→ **DIRECTIONS FOR THIS TASK**
Give the number of lines in the records below that include "Auto", and nothing more.
--- RECORDS PROVIDED ---
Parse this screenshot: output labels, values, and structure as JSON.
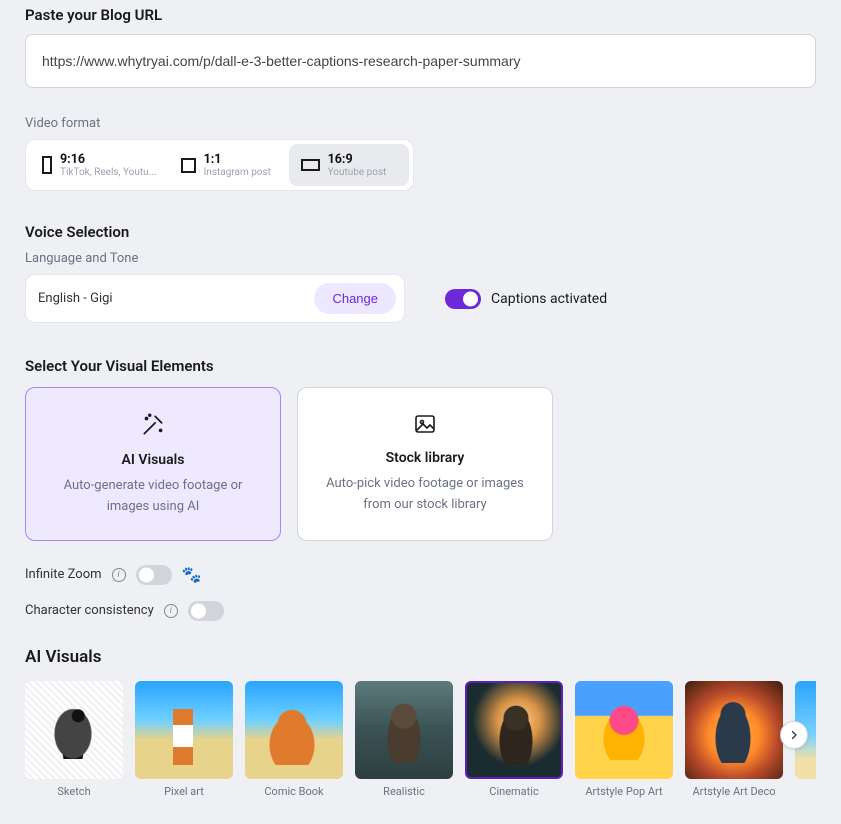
{
  "url_section": {
    "title": "Paste your Blog URL",
    "value": "https://www.whytryai.com/p/dall-e-3-better-captions-research-paper-summary"
  },
  "format_section": {
    "label": "Video format",
    "options": [
      {
        "title": "9:16",
        "sub": "TikTok, Reels, Youtu..."
      },
      {
        "title": "1:1",
        "sub": "Instagram post"
      },
      {
        "title": "16:9",
        "sub": "Youtube post"
      }
    ],
    "selected_index": 2
  },
  "voice_section": {
    "title": "Voice Selection",
    "subtitle": "Language and Tone",
    "current": "English - Gigi",
    "change_label": "Change",
    "captions_label": "Captions activated",
    "captions_on": true
  },
  "visuals_section": {
    "title": "Select Your Visual Elements",
    "cards": [
      {
        "title": "AI Visuals",
        "desc": "Auto-generate video footage or images using AI"
      },
      {
        "title": "Stock library",
        "desc": "Auto-pick video footage or images from our stock library"
      }
    ],
    "selected_card": 0
  },
  "options": {
    "infinite_zoom": {
      "label": "Infinite Zoom",
      "on": false
    },
    "character_consistency": {
      "label": "Character consistency",
      "on": false
    }
  },
  "gallery": {
    "title": "AI Visuals",
    "items": [
      {
        "label": "Sketch"
      },
      {
        "label": "Pixel art"
      },
      {
        "label": "Comic Book"
      },
      {
        "label": "Realistic"
      },
      {
        "label": "Cinematic"
      },
      {
        "label": "Artstyle Pop Art"
      },
      {
        "label": "Artstyle Art Deco"
      }
    ],
    "selected_index": 4
  }
}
---
→ **EXPECTED ANSWER**
2